→ **Problem description**
Copy out each line below exactly as it appears.

→ **Input data**
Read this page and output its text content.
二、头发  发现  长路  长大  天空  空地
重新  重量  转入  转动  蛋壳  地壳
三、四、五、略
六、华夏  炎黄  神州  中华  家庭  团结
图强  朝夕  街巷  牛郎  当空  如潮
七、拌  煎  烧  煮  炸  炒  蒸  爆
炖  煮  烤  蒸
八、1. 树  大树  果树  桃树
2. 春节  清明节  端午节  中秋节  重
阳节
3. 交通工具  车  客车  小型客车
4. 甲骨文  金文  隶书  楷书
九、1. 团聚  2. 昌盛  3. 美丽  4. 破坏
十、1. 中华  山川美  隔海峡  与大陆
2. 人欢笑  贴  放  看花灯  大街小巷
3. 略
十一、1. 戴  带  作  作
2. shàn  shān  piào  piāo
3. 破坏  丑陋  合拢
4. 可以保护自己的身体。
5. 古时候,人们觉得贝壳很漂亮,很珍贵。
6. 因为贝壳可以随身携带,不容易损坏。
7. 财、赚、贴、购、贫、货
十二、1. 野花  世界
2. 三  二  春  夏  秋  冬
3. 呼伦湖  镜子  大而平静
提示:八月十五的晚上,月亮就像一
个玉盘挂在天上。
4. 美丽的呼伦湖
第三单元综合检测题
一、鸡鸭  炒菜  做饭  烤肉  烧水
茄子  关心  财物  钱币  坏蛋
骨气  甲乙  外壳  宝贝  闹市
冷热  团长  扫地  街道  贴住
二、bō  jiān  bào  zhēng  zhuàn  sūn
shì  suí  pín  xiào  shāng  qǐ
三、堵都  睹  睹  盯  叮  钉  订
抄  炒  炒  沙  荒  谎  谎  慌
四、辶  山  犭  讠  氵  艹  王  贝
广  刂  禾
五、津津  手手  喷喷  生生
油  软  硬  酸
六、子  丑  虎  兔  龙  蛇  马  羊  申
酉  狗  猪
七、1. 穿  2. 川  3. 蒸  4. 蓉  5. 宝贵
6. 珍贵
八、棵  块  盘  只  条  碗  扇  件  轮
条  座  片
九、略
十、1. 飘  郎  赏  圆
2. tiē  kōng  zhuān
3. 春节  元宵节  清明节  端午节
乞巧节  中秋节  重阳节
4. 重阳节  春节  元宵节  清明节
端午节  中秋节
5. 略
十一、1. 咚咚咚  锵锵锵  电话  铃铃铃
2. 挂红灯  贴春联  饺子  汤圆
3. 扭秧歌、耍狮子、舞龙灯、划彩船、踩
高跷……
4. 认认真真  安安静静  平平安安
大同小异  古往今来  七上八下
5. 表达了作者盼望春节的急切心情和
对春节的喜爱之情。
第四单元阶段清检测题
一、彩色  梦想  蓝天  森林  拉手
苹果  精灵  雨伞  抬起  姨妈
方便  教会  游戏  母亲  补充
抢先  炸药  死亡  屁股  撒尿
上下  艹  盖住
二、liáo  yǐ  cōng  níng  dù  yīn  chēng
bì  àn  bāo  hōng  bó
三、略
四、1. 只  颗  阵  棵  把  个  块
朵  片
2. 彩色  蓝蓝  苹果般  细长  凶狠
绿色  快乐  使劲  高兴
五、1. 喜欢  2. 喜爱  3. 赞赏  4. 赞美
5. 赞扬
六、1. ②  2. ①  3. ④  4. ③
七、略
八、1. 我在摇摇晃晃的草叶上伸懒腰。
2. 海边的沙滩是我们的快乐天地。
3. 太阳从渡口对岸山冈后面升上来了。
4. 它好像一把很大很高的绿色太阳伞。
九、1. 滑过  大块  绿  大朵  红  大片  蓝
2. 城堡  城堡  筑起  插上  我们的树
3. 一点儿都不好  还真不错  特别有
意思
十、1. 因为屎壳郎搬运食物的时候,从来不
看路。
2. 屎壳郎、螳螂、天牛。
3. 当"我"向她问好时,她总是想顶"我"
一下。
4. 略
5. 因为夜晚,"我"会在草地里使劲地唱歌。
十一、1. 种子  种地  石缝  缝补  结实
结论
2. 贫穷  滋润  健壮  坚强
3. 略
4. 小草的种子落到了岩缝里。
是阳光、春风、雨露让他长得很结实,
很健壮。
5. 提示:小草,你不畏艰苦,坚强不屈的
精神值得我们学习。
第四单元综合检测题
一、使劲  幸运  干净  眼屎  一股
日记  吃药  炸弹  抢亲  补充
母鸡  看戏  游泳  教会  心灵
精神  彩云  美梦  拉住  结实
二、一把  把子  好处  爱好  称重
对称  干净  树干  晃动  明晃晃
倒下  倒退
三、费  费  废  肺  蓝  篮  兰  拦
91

→ **Output for this task**
Read this page and output its text content.
二、头发  发现  长路  长大  天空  空地
重新  重量  转入  转动  蛋壳  地壳
三、四、五、略
六、华夏  炎黄  神州  中华  家庭  团结
图强  朝夕  街巷  牛郎  当空  如潮
七、拌  煎  烧  煮  炸  炒  蒸  爆
炖  煮  烤  蒸
八、1. 树  大树  果树  桃树
2. 春节  清明节  端午节  中秋节  重
阳节
3. 交通工具  车  客车  小型客车
4. 甲骨文  金文  隶书  楷书
九、1. 团聚  2. 昌盛  3. 美丽  4. 破坏
十、1. 中华  山川美  隔海峡  与大陆
2. 人欢笑  贴  放  看花灯  大街小巷
3. 略
十一、1. 戴  带  作  作
2. shàn  shān  piào  piāo
3. 破坏  丑陋  合拢
4. 可以保护自己的身体。
5. 古时候,人们觉得贝壳很漂亮,很珍贵。
6. 因为贝壳可以随身携带,不容易损坏。
7. 财、赚、贴、购、贫、货
十二、1. 野花  世界
2. 三  二  春  夏  秋  冬
3. 呼伦湖  镜子  大而平静
提示:八月十五的晚上,月亮就像一
个玉盘挂在天上。
4. 美丽的呼伦湖
第三单元综合检测题
一、鸡鸭  炒菜  做饭  烤肉  烧水
茄子  关心  财物  钱币  坏蛋
骨气  甲乙  外壳  宝贝  闹市
冷热  团长  扫地  街道  贴住
二、bō  jiān  bào  zhēng  zhuàn  sūn
shì  suí  pín  xiào  shāng  qǐ
三、堵都  睹  睹  盯  叮  钉  订
抄  炒  炒  沙  荒  谎  谎  慌
四、辶  山  犭  讠  氵  艹  王  贝
广  刂  禾
五、津津  手手  喷喷  生生
油  软  硬  酸
六、子  丑  虎  兔  龙  蛇  马  羊  申
酉  狗  猪
七、1. 穿  2. 川  3. 蒸  4. 蓉  5. 宝贵
6. 珍贵
八、棵  块  盘  只  条  碗  扇  件  轮
条  座  片
九、略
十、1. 飘  郎  赏  圆
2. tiē  kōng  zhuān
3. 春节  元宵节  清明节  端午节
乞巧节  中秋节  重阳节
4. 重阳节  春节  元宵节  清明节
端午节  中秋节
5. 略
十一、1. 咚咚咚  锵锵锵  电话  铃铃铃
2. 挂红灯  贴春联  饺子  汤圆
3. 扭秧歌、耍狮子、舞龙灯、划彩船、踩
高跷……
4. 认认真真  安安静静  平平安安
大同小异  古往今来  七上八下
5. 表达了作者盼望春节的急切心情和
对春节的喜爱之情。
第四单元阶段清检测题
一、彩色  梦想  蓝天  森林  拉手
苹果  精灵  雨伞  抬起  姨妈
方便  教会  游戏  母亲  补充
抢先  炸药  死亡  屁股  撒尿
上下  艹  盖住
二、liáo  yǐ  cōng  níng  dù  yīn  chēng
bì  àn  bāo  hōng  bó
三、略
四、1. 只  颗  阵  棵  把  个  块
朵  片
2. 彩色  蓝蓝  苹果般  细长  凶狠
绿色  快乐  使劲  高兴
五、1. 喜欢  2. 喜爱  3. 赞赏  4. 赞美
5. 赞扬
六、1. ②  2. ①  3. ④  4. ③
七、略
八、1. 我在摇摇晃晃的草叶上伸懒腰。
2. 海边的沙滩是我们的快乐天地。
3. 太阳从渡口对岸山冈后面升上来了。
4. 它好像一把很大很高的绿色太阳伞。
九、1. 滑过  大块  绿  大朵  红  大片  蓝
2. 城堡  城堡  筑起  插上  我们的树
3. 一点儿都不好  还真不错  特别有
意思
十、1. 因为屎壳郎搬运食物的时候,从来不
看路。
2. 屎壳郎、螳螂、天牛。
3. 当"我"向她问好时,她总是想顶"我"
一下。
4. 略
5. 因为夜晚,"我"会在草地里使劲地唱歌。
十一、1. 种子  种地  石缝  缝补  结实
结论
2. 贫穷  滋润  健壮  坚强
3. 略
4. 小草的种子落到了岩缝里。
是阳光、春风、雨露让他长得很结实,
很健壮。
5. 提示:小草,你不畏艰苦,坚强不屈的
精神值得我们学习。
第四单元综合检测题
一、使劲  幸运  干净  眼屎  一股
日记  吃药  炸弹  抢亲  补充
母鸡  看戏  游泳  教会  心灵
精神  彩云  美梦  拉住  结实
二、一把  把子  好处  爱好  称重
对称  干净  树干  晃动  明晃晃
倒下  倒退
三、费  费  废  肺  蓝  篮  兰  拦
91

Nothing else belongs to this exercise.